(Your goal): All the data below goes into the copy word for word, but the pictures don't.

[Rows from a figure dataset]
-----

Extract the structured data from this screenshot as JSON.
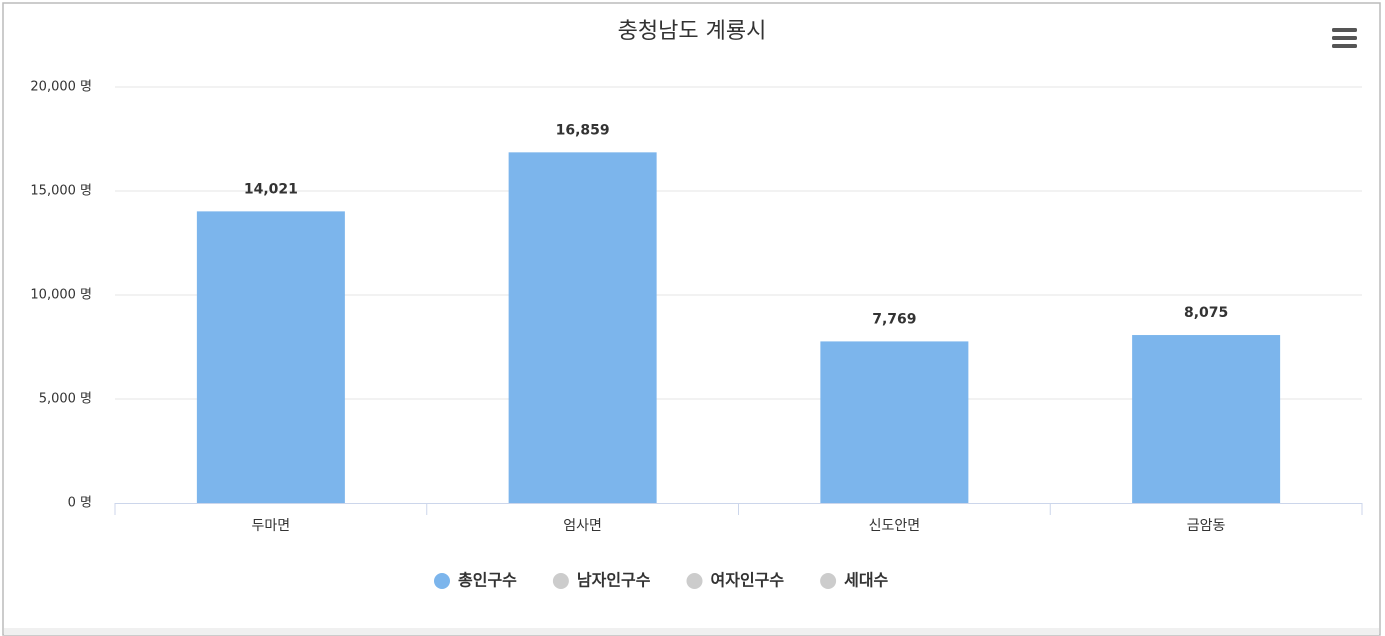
{
  "chart_data": {
    "type": "bar",
    "title": "충청남도 계룡시",
    "categories": [
      "두마면",
      "엄사면",
      "신도안면",
      "금암동"
    ],
    "series": [
      {
        "name": "총인구수",
        "color": "#7cb5ec",
        "visible": true,
        "values": [
          14021,
          16859,
          7769,
          8075
        ],
        "value_labels": [
          "14,021",
          "16,859",
          "7,769",
          "8,075"
        ]
      },
      {
        "name": "남자인구수",
        "visible": false
      },
      {
        "name": "여자인구수",
        "visible": false
      },
      {
        "name": "세대수",
        "visible": false
      }
    ],
    "hidden_legend_color": "#cccccc",
    "ylim": [
      0,
      20000
    ],
    "yticks": [
      {
        "value": 0,
        "label": "0 명"
      },
      {
        "value": 5000,
        "label": "5,000 명"
      },
      {
        "value": 10000,
        "label": "10,000 명"
      },
      {
        "value": 15000,
        "label": "15,000 명"
      },
      {
        "value": 20000,
        "label": "20,000 명"
      }
    ],
    "grid": true,
    "legend": "bottom"
  }
}
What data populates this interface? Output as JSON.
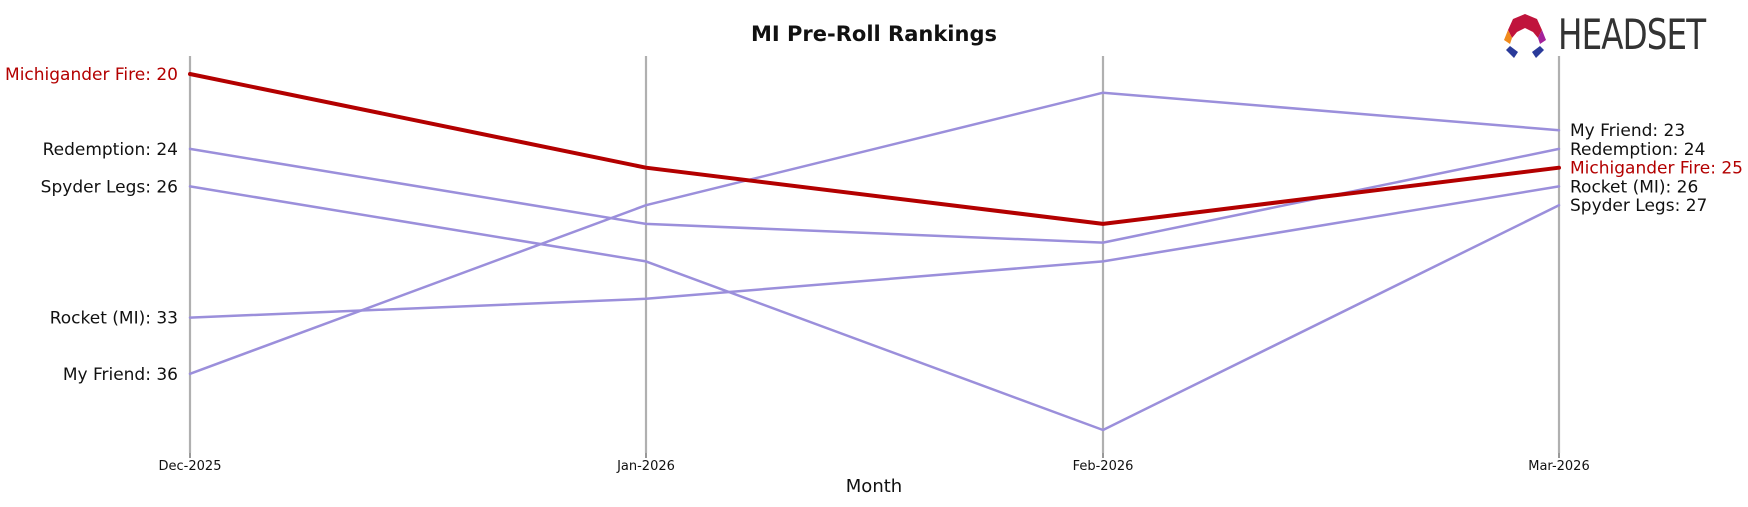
{
  "brand": {
    "logo_text": "HEADSET"
  },
  "chart_data": {
    "type": "line",
    "title": "MI Pre-Roll Rankings",
    "xlabel": "Month",
    "ylabel": "",
    "x": [
      "Dec-2025",
      "Jan-2026",
      "Feb-2026",
      "Mar-2026"
    ],
    "ylim": [
      40,
      20
    ],
    "y_inverted": true,
    "grid": "vertical lines at each month",
    "series": [
      {
        "name": "Michigander Fire",
        "values": [
          20,
          25,
          28,
          25
        ],
        "color": "#b30000",
        "highlight": true
      },
      {
        "name": "Redemption",
        "values": [
          24,
          28,
          29,
          24
        ],
        "color": "#9b8fdb",
        "highlight": false
      },
      {
        "name": "Spyder Legs",
        "values": [
          26,
          30,
          39,
          27
        ],
        "color": "#9b8fdb",
        "highlight": false
      },
      {
        "name": "Rocket (MI)",
        "values": [
          33,
          32,
          30,
          26
        ],
        "color": "#9b8fdb",
        "highlight": false
      },
      {
        "name": "My Friend",
        "values": [
          36,
          27,
          21,
          23
        ],
        "color": "#9b8fdb",
        "highlight": false
      }
    ],
    "left_labels": [
      {
        "text": "Michigander Fire: 20",
        "series": "Michigander Fire",
        "value": 20
      },
      {
        "text": "Redemption: 24",
        "series": "Redemption",
        "value": 24
      },
      {
        "text": "Spyder Legs: 26",
        "series": "Spyder Legs",
        "value": 26
      },
      {
        "text": "Rocket (MI): 33",
        "series": "Rocket (MI)",
        "value": 33
      },
      {
        "text": "My Friend: 36",
        "series": "My Friend",
        "value": 36
      }
    ],
    "right_labels": [
      {
        "text": "My Friend: 23",
        "series": "My Friend",
        "value": 23
      },
      {
        "text": "Redemption: 24",
        "series": "Redemption",
        "value": 24
      },
      {
        "text": "Michigander Fire: 25",
        "series": "Michigander Fire",
        "value": 25
      },
      {
        "text": "Rocket (MI): 26",
        "series": "Rocket (MI)",
        "value": 26
      },
      {
        "text": "Spyder Legs: 27",
        "series": "Spyder Legs",
        "value": 27
      }
    ]
  }
}
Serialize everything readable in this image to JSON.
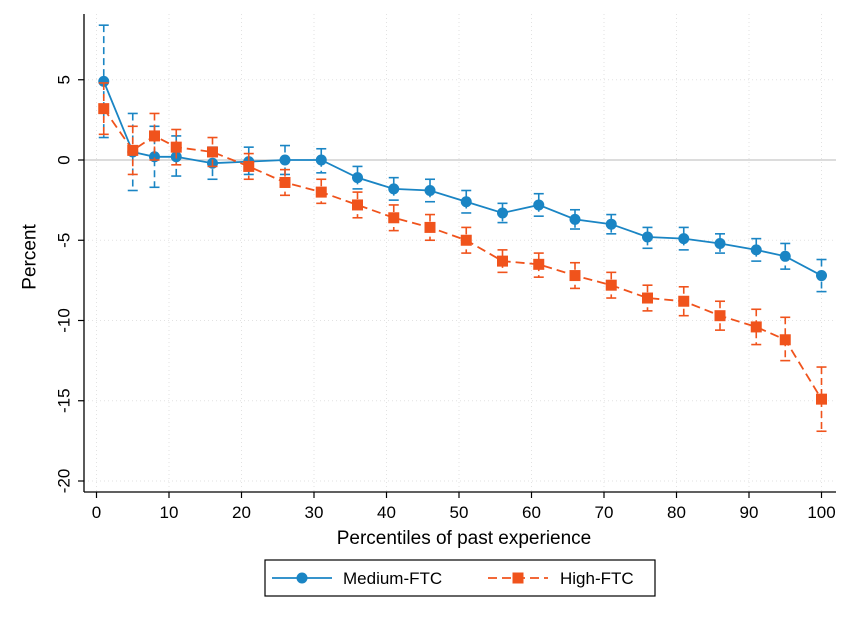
{
  "chart_data": {
    "type": "line",
    "xlabel": "Percentiles of past experience",
    "ylabel": "Percent",
    "xlim": [
      0,
      100
    ],
    "ylim": [
      -20,
      8.5
    ],
    "xticks": [
      0,
      10,
      20,
      30,
      40,
      50,
      60,
      70,
      80,
      90,
      100
    ],
    "yticks": [
      5,
      0,
      -5,
      -10,
      -15,
      -20
    ],
    "grid": true,
    "zero_line": true,
    "legend_position": "bottom",
    "series": [
      {
        "name": "Medium-FTC",
        "color": "#1a85c4",
        "marker": "circle",
        "line_style": "solid",
        "x": [
          1,
          5,
          8,
          11,
          16,
          21,
          26,
          31,
          36,
          41,
          46,
          51,
          56,
          61,
          66,
          71,
          76,
          81,
          86,
          91,
          95,
          100
        ],
        "y": [
          4.9,
          0.5,
          0.2,
          0.2,
          -0.2,
          -0.1,
          0.0,
          0.0,
          -1.1,
          -1.8,
          -1.9,
          -2.6,
          -3.3,
          -2.8,
          -3.7,
          -4.0,
          -4.8,
          -4.9,
          -5.2,
          -5.6,
          -6.0,
          -7.2
        ],
        "lower": [
          1.4,
          -1.9,
          -1.7,
          -1.0,
          -1.2,
          -0.9,
          -0.9,
          -0.8,
          -1.8,
          -2.5,
          -2.6,
          -3.3,
          -3.9,
          -3.5,
          -4.3,
          -4.6,
          -5.5,
          -5.6,
          -5.8,
          -6.3,
          -6.8,
          -8.2
        ],
        "upper": [
          8.4,
          2.9,
          2.1,
          1.5,
          0.8,
          0.8,
          0.9,
          0.7,
          -0.4,
          -1.1,
          -1.2,
          -1.9,
          -2.7,
          -2.1,
          -3.1,
          -3.4,
          -4.2,
          -4.2,
          -4.6,
          -4.9,
          -5.2,
          -6.2
        ]
      },
      {
        "name": "High-FTC",
        "color": "#f0531c",
        "marker": "square",
        "line_style": "dashed",
        "x": [
          1,
          5,
          8,
          11,
          16,
          21,
          26,
          31,
          36,
          41,
          46,
          51,
          56,
          61,
          66,
          71,
          76,
          81,
          86,
          91,
          95,
          100
        ],
        "y": [
          3.2,
          0.6,
          1.5,
          0.8,
          0.5,
          -0.4,
          -1.4,
          -2.0,
          -2.8,
          -3.6,
          -4.2,
          -5.0,
          -6.3,
          -6.5,
          -7.2,
          -7.8,
          -8.6,
          -8.8,
          -9.7,
          -10.4,
          -11.2,
          -14.9
        ],
        "lower": [
          1.6,
          -0.9,
          0.0,
          -0.3,
          -0.4,
          -1.2,
          -2.2,
          -2.7,
          -3.6,
          -4.4,
          -5.0,
          -5.8,
          -7.0,
          -7.3,
          -8.0,
          -8.6,
          -9.4,
          -9.7,
          -10.6,
          -11.5,
          -12.5,
          -16.9
        ],
        "upper": [
          4.8,
          2.1,
          2.9,
          1.9,
          1.4,
          0.4,
          -0.6,
          -1.2,
          -2.0,
          -2.8,
          -3.4,
          -4.2,
          -5.6,
          -5.8,
          -6.4,
          -7.0,
          -7.8,
          -7.9,
          -8.8,
          -9.3,
          -9.8,
          -12.9
        ]
      }
    ]
  }
}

-----

(Answer for this exercise):
Extract the structured data from this screenshot as JSON.
{
  "chart_data": {
    "type": "bar",
    "title": "충청남도 계룡시",
    "categories": [
      "두마면",
      "엄사면",
      "신도안면",
      "금암동"
    ],
    "series": [
      {
        "name": "총인구수",
        "color": "#7cb5ec",
        "visible": true,
        "values": [
          14021,
          16859,
          7769,
          8075
        ],
        "value_labels": [
          "14,021",
          "16,859",
          "7,769",
          "8,075"
        ]
      },
      {
        "name": "남자인구수",
        "visible": false
      },
      {
        "name": "여자인구수",
        "visible": false
      },
      {
        "name": "세대수",
        "visible": false
      }
    ],
    "hidden_legend_color": "#cccccc",
    "ylim": [
      0,
      20000
    ],
    "yticks": [
      {
        "value": 0,
        "label": "0 명"
      },
      {
        "value": 5000,
        "label": "5,000 명"
      },
      {
        "value": 10000,
        "label": "10,000 명"
      },
      {
        "value": 15000,
        "label": "15,000 명"
      },
      {
        "value": 20000,
        "label": "20,000 명"
      }
    ],
    "grid": true,
    "legend": "bottom"
  }
}
What data populates this interface? Output as JSON.
{
  "brand": {
    "logo_text": "HEADSET"
  },
  "chart_data": {
    "type": "line",
    "title": "MI Pre-Roll Rankings",
    "xlabel": "Month",
    "ylabel": "",
    "x": [
      "Dec-2025",
      "Jan-2026",
      "Feb-2026",
      "Mar-2026"
    ],
    "ylim": [
      40,
      20
    ],
    "y_inverted": true,
    "grid": "vertical lines at each month",
    "series": [
      {
        "name": "Michigander Fire",
        "values": [
          20,
          25,
          28,
          25
        ],
        "color": "#b30000",
        "highlight": true
      },
      {
        "name": "Redemption",
        "values": [
          24,
          28,
          29,
          24
        ],
        "color": "#9b8fdb",
        "highlight": false
      },
      {
        "name": "Spyder Legs",
        "values": [
          26,
          30,
          39,
          27
        ],
        "color": "#9b8fdb",
        "highlight": false
      },
      {
        "name": "Rocket (MI)",
        "values": [
          33,
          32,
          30,
          26
        ],
        "color": "#9b8fdb",
        "highlight": false
      },
      {
        "name": "My Friend",
        "values": [
          36,
          27,
          21,
          23
        ],
        "color": "#9b8fdb",
        "highlight": false
      }
    ],
    "left_labels": [
      {
        "text": "Michigander Fire: 20",
        "series": "Michigander Fire",
        "value": 20
      },
      {
        "text": "Redemption: 24",
        "series": "Redemption",
        "value": 24
      },
      {
        "text": "Spyder Legs: 26",
        "series": "Spyder Legs",
        "value": 26
      },
      {
        "text": "Rocket (MI): 33",
        "series": "Rocket (MI)",
        "value": 33
      },
      {
        "text": "My Friend: 36",
        "series": "My Friend",
        "value": 36
      }
    ],
    "right_labels": [
      {
        "text": "My Friend: 23",
        "series": "My Friend",
        "value": 23
      },
      {
        "text": "Redemption: 24",
        "series": "Redemption",
        "value": 24
      },
      {
        "text": "Michigander Fire: 25",
        "series": "Michigander Fire",
        "value": 25
      },
      {
        "text": "Rocket (MI): 26",
        "series": "Rocket (MI)",
        "value": 26
      },
      {
        "text": "Spyder Legs: 27",
        "series": "Spyder Legs",
        "value": 27
      }
    ]
  }
}
Serialize everything readable in this image to JSON.
{
  "chart_data": {
    "type": "line",
    "xlabel": "Percentiles of past experience",
    "ylabel": "Percent",
    "xlim": [
      0,
      100
    ],
    "ylim": [
      -20,
      8.5
    ],
    "xticks": [
      0,
      10,
      20,
      30,
      40,
      50,
      60,
      70,
      80,
      90,
      100
    ],
    "yticks": [
      5,
      0,
      -5,
      -10,
      -15,
      -20
    ],
    "grid": true,
    "zero_line": true,
    "legend_position": "bottom",
    "series": [
      {
        "name": "Medium-FTC",
        "color": "#1a85c4",
        "marker": "circle",
        "line_style": "solid",
        "x": [
          1,
          5,
          8,
          11,
          16,
          21,
          26,
          31,
          36,
          41,
          46,
          51,
          56,
          61,
          66,
          71,
          76,
          81,
          86,
          91,
          95,
          100
        ],
        "y": [
          4.9,
          0.5,
          0.2,
          0.2,
          -0.2,
          -0.1,
          0.0,
          0.0,
          -1.1,
          -1.8,
          -1.9,
          -2.6,
          -3.3,
          -2.8,
          -3.7,
          -4.0,
          -4.8,
          -4.9,
          -5.2,
          -5.6,
          -6.0,
          -7.2
        ],
        "lower": [
          1.4,
          -1.9,
          -1.7,
          -1.0,
          -1.2,
          -0.9,
          -0.9,
          -0.8,
          -1.8,
          -2.5,
          -2.6,
          -3.3,
          -3.9,
          -3.5,
          -4.3,
          -4.6,
          -5.5,
          -5.6,
          -5.8,
          -6.3,
          -6.8,
          -8.2
        ],
        "upper": [
          8.4,
          2.9,
          2.1,
          1.5,
          0.8,
          0.8,
          0.9,
          0.7,
          -0.4,
          -1.1,
          -1.2,
          -1.9,
          -2.7,
          -2.1,
          -3.1,
          -3.4,
          -4.2,
          -4.2,
          -4.6,
          -4.9,
          -5.2,
          -6.2
        ]
      },
      {
        "name": "High-FTC",
        "color": "#f0531c",
        "marker": "square",
        "line_style": "dashed",
        "x": [
          1,
          5,
          8,
          11,
          16,
          21,
          26,
          31,
          36,
          41,
          46,
          51,
          56,
          61,
          66,
          71,
          76,
          81,
          86,
          91,
          95,
          100
        ],
        "y": [
          3.2,
          0.6,
          1.5,
          0.8,
          0.5,
          -0.4,
          -1.4,
          -2.0,
          -2.8,
          -3.6,
          -4.2,
          -5.0,
          -6.3,
          -6.5,
          -7.2,
          -7.8,
          -8.6,
          -8.8,
          -9.7,
          -10.4,
          -11.2,
          -14.9
        ],
        "lower": [
          1.6,
          -0.9,
          0.0,
          -0.3,
          -0.4,
          -1.2,
          -2.2,
          -2.7,
          -3.6,
          -4.4,
          -5.0,
          -5.8,
          -7.0,
          -7.3,
          -8.0,
          -8.6,
          -9.4,
          -9.7,
          -10.6,
          -11.5,
          -12.5,
          -16.9
        ],
        "upper": [
          4.8,
          2.1,
          2.9,
          1.9,
          1.4,
          0.4,
          -0.6,
          -1.2,
          -2.0,
          -2.8,
          -3.4,
          -4.2,
          -5.6,
          -5.8,
          -6.4,
          -7.0,
          -7.8,
          -7.9,
          -8.8,
          -9.3,
          -9.8,
          -12.9
        ]
      }
    ]
  }
}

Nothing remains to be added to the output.